Copy every line of the records below where the word "background" occurs.

[start SUPPLIED MATERIAL]

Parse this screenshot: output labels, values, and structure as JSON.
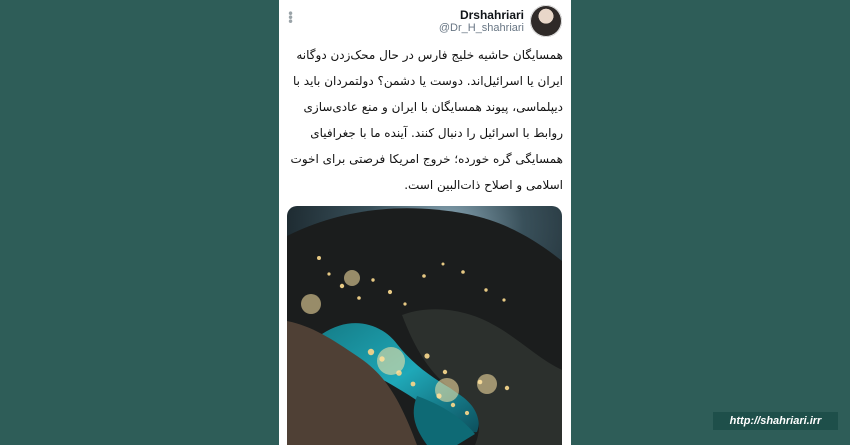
{
  "profile": {
    "name": "Drshahriari",
    "handle": "@Dr_H_shahriari"
  },
  "tweet": {
    "lines": [
      "همسایگان حاشیه خلیج فارس در حال محک‌زدن دوگانه",
      "ایران یا اسرائیل‌اند. دوست یا دشمن؟ دولتمردان باید با",
      "دیپلماسی، پیوند همسایگان با ایران و منع عادی‌سازی",
      "روابط با اسرائیل را دنبال کنند. آینده ما با جغرافیای",
      "همسایگی گره خورده؛ خروج امریکا فرصتی برای اخوت",
      "اسلامی و اصلاح ذات‌البین است."
    ]
  },
  "watermark": {
    "url": "http://shahriari.irr"
  },
  "colors": {
    "background": "#2e5d58",
    "card": "#ffffff",
    "sea": "#1fa8b8"
  },
  "icons": {
    "menu": "more-vertical-icon",
    "avatar": "user-avatar"
  }
}
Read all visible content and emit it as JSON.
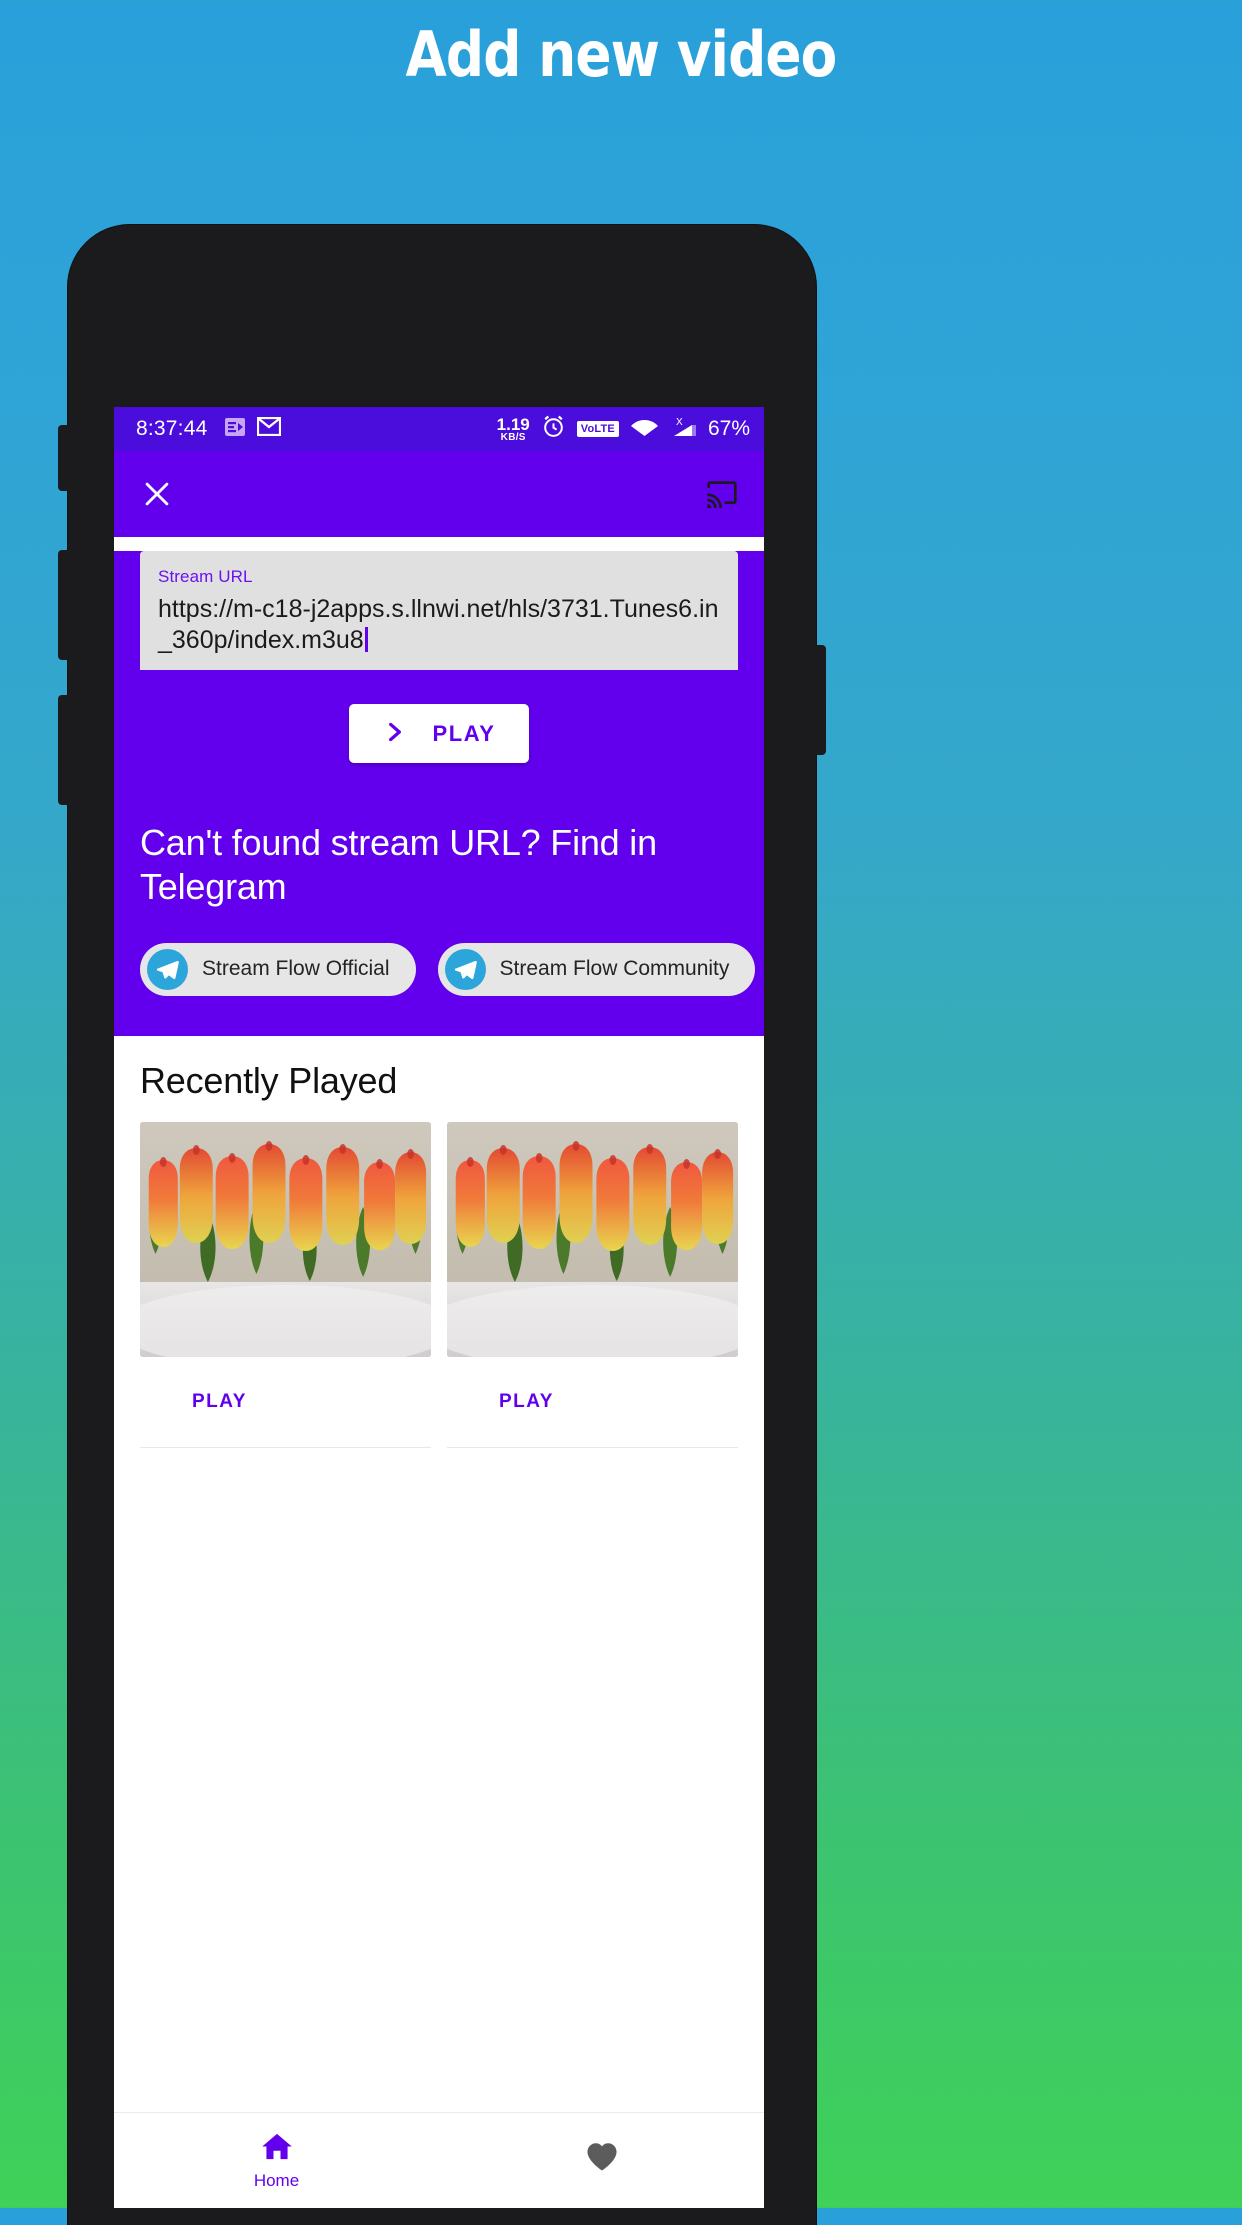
{
  "promo": {
    "title": "Add new video"
  },
  "statusbar": {
    "time": "8:37:44",
    "icons": [
      "notification-icon",
      "gmail-icon"
    ],
    "net_speed_value": "1.19",
    "net_speed_unit": "KB/S",
    "alarm": "alarm-icon",
    "volte": "VoLTE",
    "wifi": "wifi-icon",
    "signal": "signal-x-icon",
    "battery": "67%"
  },
  "appbar": {
    "close": "close-icon",
    "cast": "cast-icon"
  },
  "form": {
    "label": "Stream URL",
    "value": "https://m-c18-j2apps.s.llnwi.net/hls/3731.Tunes6.in_360p/index.m3u8",
    "placeholder": "Stream URL"
  },
  "actions": {
    "play_label": "PLAY",
    "play_icon": "play-chevron-icon"
  },
  "telegram": {
    "heading": "Can't found stream URL? Find in Telegram",
    "chips": [
      {
        "label": "Stream Flow Official",
        "icon": "telegram-icon"
      },
      {
        "label": "Stream Flow Community",
        "icon": "telegram-icon"
      }
    ]
  },
  "recent": {
    "title": "Recently Played",
    "cards": [
      {
        "play_label": "PLAY",
        "thumb": "tulips-thumbnail"
      },
      {
        "play_label": "PLAY",
        "thumb": "tulips-thumbnail"
      }
    ]
  },
  "bottomnav": {
    "items": [
      {
        "label": "Home",
        "icon": "home-icon",
        "active": true
      },
      {
        "label": "",
        "icon": "heart-icon",
        "active": false
      }
    ]
  },
  "colors": {
    "accent": "#6200ee",
    "statusbar": "#4b0ddb",
    "field_bg": "#e0e0e0",
    "telegram_blue": "#2ca5da",
    "inactive_nav": "#5c5c5c"
  }
}
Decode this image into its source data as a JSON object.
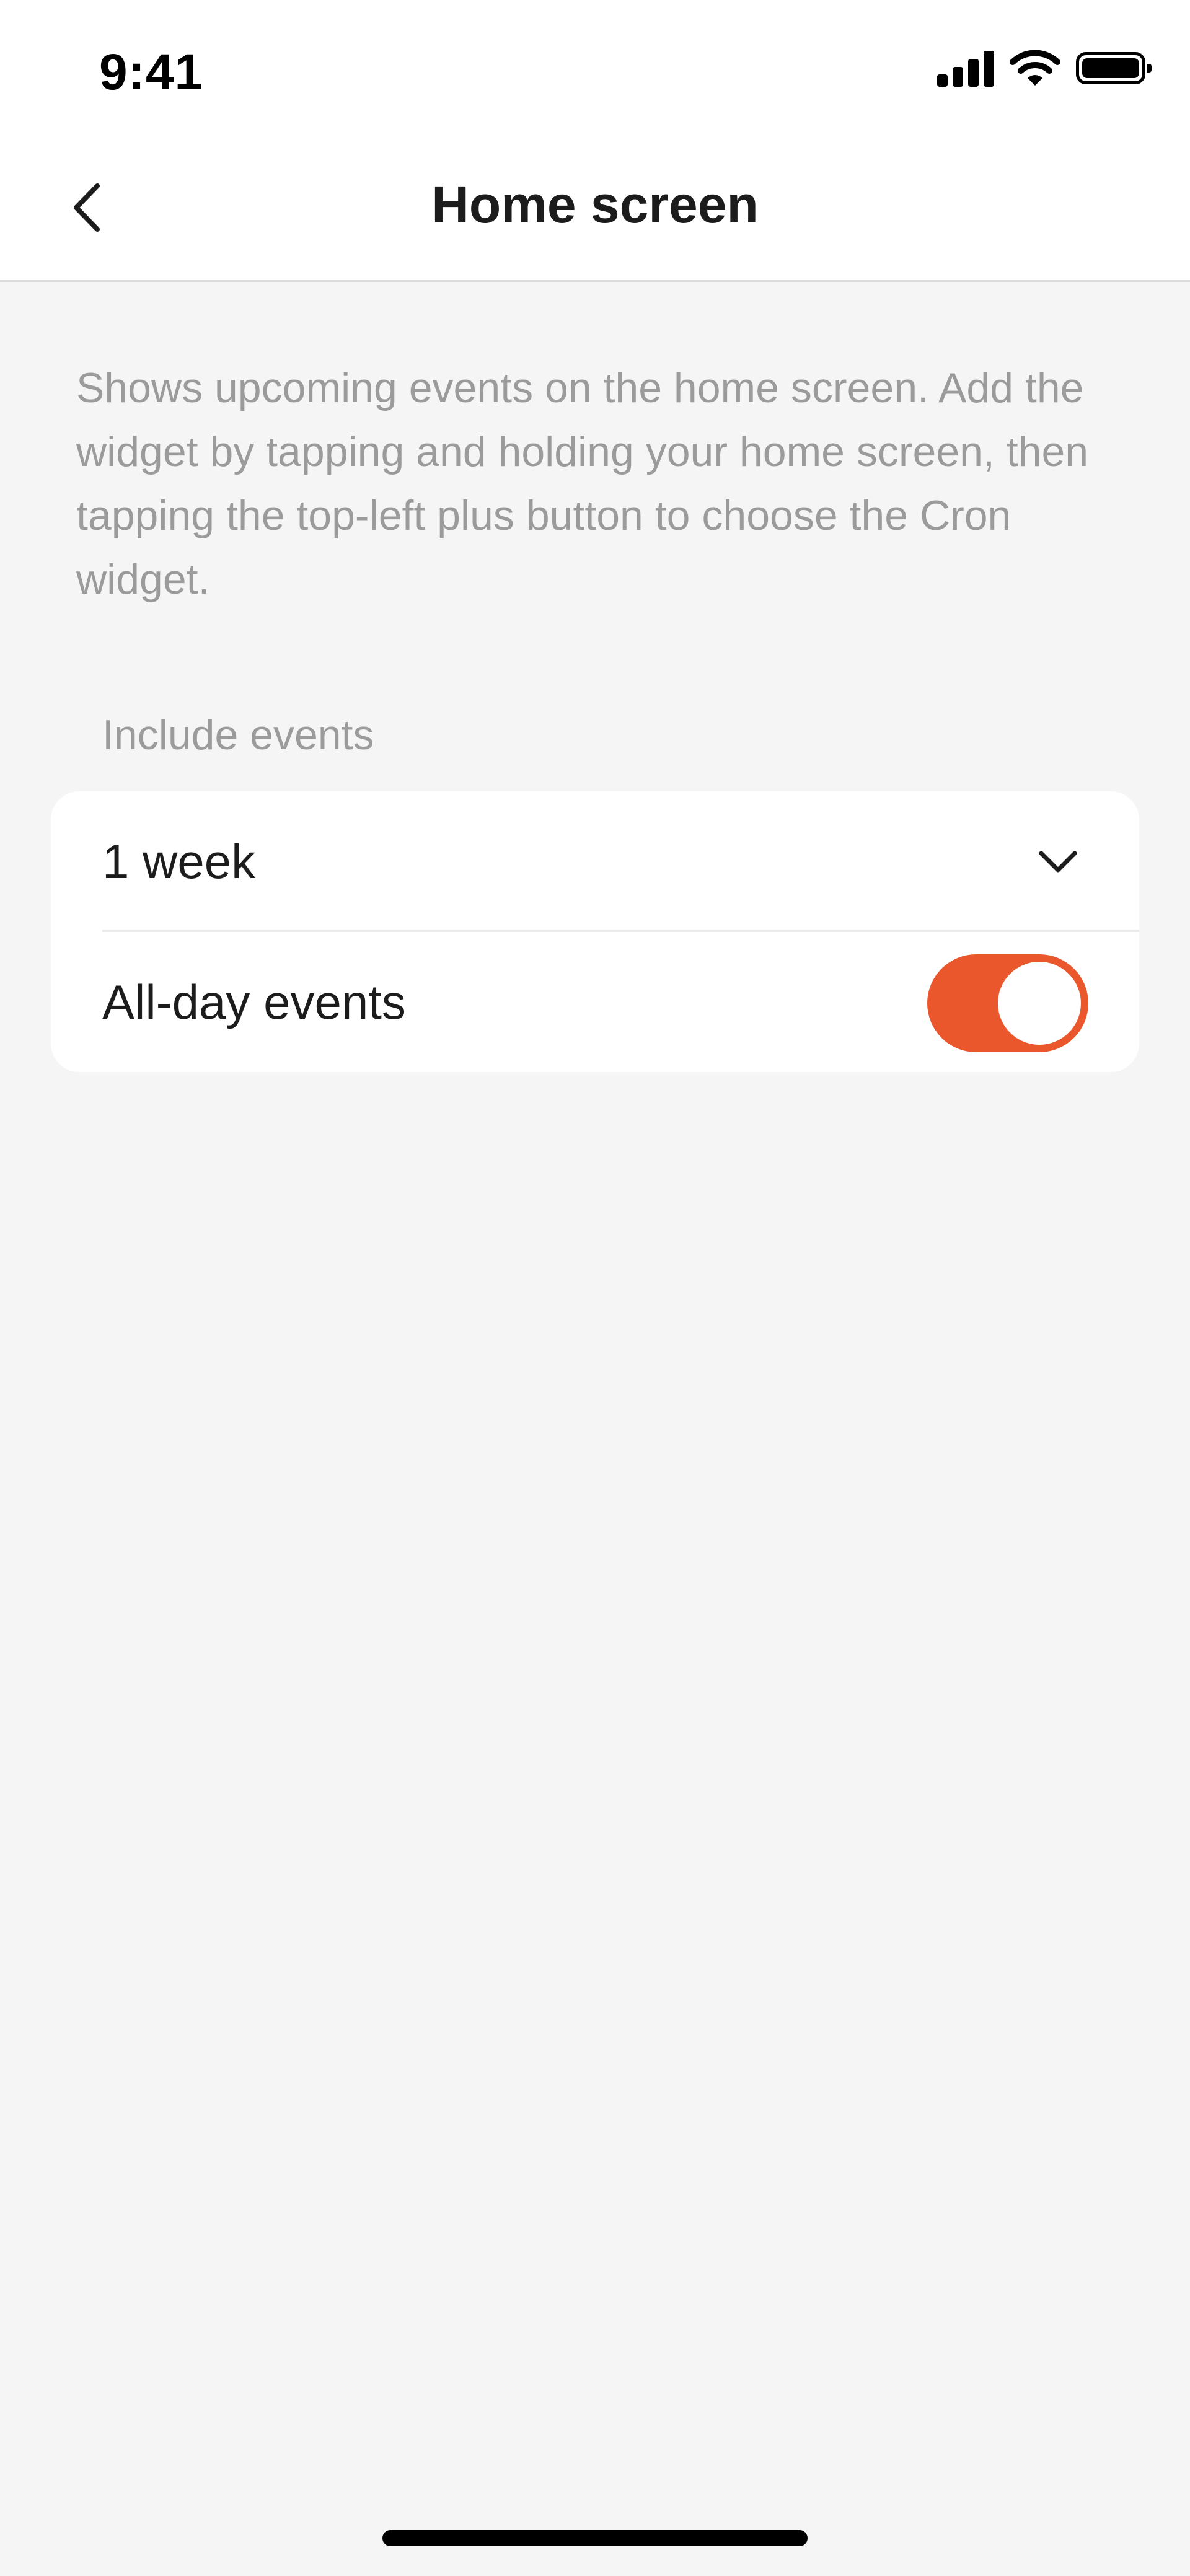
{
  "status_bar": {
    "time": "9:41",
    "icons": [
      "signal-icon",
      "wifi-icon",
      "battery-icon"
    ]
  },
  "nav": {
    "title": "Home screen",
    "back_icon": "chevron-left-icon"
  },
  "description": "Shows upcoming events on the home screen. Add the widget by tapping and holding your home screen, then tapping the top-left plus button to choose the Cron widget.",
  "section": {
    "label": "Include events",
    "range_value": "1 week",
    "range_icon": "chevron-down-icon",
    "all_day_label": "All-day events",
    "all_day_enabled": true
  },
  "colors": {
    "accent": "#ea572c",
    "background": "#f5f5f5",
    "card": "#ffffff",
    "secondary_text": "#9b9b9b",
    "primary_text": "#1c1c1c"
  }
}
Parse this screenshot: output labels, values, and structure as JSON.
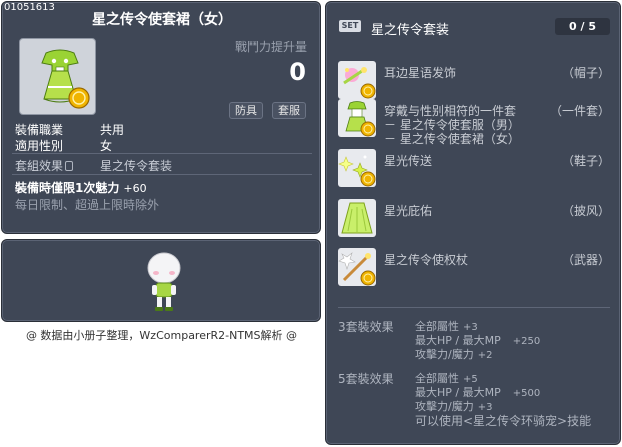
{
  "item": {
    "id": "01051613",
    "name": "星之传令使套裙（女）",
    "icon": "green-dress-item-icon",
    "power_label": "戰鬥力提升量",
    "power_value": "0",
    "category_buttons": [
      "防具",
      "套服"
    ],
    "job_label": "裝備職業",
    "job_value": "共用",
    "gender_label": "適用性別",
    "gender_value": "女",
    "set_label": "套組效果",
    "set_value": "星之传令套装",
    "equip_limit_label": "裝備時僅限1次魅力",
    "equip_limit_value": "+60",
    "daily_limit": "每日限制、超過上限時除外"
  },
  "avatar": {
    "icon": "character-preview"
  },
  "credit": "@ 数据由小册子整理，WzComparerR2-NTMS解析 @",
  "set": {
    "badge": "SET",
    "title": "星之传令套装",
    "count": "0 / 5",
    "items": [
      {
        "name": "耳边星语发饰",
        "type": "（帽子）",
        "icon": "hair-accessory-icon",
        "sub": []
      },
      {
        "name": "穿戴与性别相符的一件套",
        "type": "（一件套）",
        "icon": "outfit-icon",
        "sub": [
          "－ 星之传令使套服（男）",
          "－ 星之传令使套裙（女）"
        ]
      },
      {
        "name": "星光传送",
        "type": "（鞋子）",
        "icon": "sparkle-shoes-icon",
        "sub": []
      },
      {
        "name": "星光庇佑",
        "type": "（披风）",
        "icon": "cape-icon",
        "sub": []
      },
      {
        "name": "星之传令使权杖",
        "type": "（武器）",
        "icon": "scepter-icon",
        "sub": []
      }
    ],
    "effects": [
      {
        "label": "3套裝效果",
        "lines": [
          {
            "text": "全部屬性",
            "value": "+3"
          },
          {
            "text": "最大HP / 最大MP",
            "value": "+250"
          },
          {
            "text": "攻擊力/魔力",
            "value": "+2"
          }
        ]
      },
      {
        "label": "5套裝效果",
        "lines": [
          {
            "text": "全部屬性",
            "value": "+5"
          },
          {
            "text": "最大HP / 最大MP",
            "value": "+500"
          },
          {
            "text": "攻擊力/魔力",
            "value": "+3"
          },
          {
            "text": "可以使用<星之传令环骑宠>技能",
            "value": ""
          }
        ]
      }
    ]
  },
  "colors": {
    "panel": "#3f4756",
    "text": "#ffffff",
    "muted": "#9aa1ae",
    "coin": "#f0b400"
  }
}
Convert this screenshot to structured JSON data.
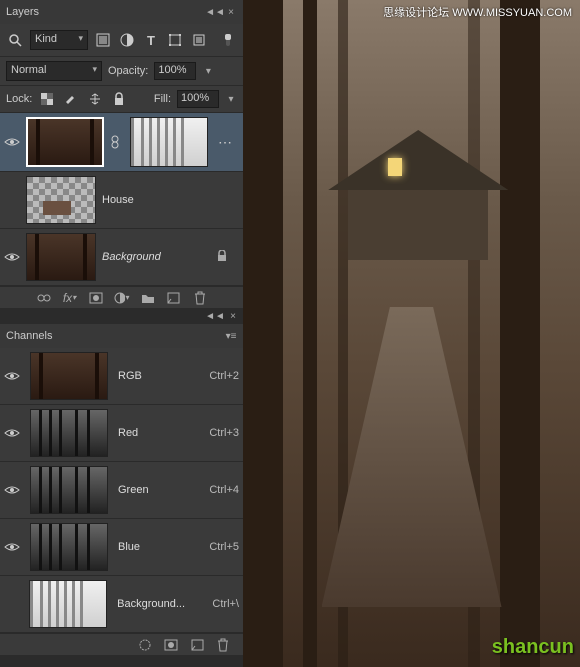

[end SUPPLIED MATERIAL]

ANSWER IN FULL:
    "background": "#2e5d58",
    "background": "#f5f5f5",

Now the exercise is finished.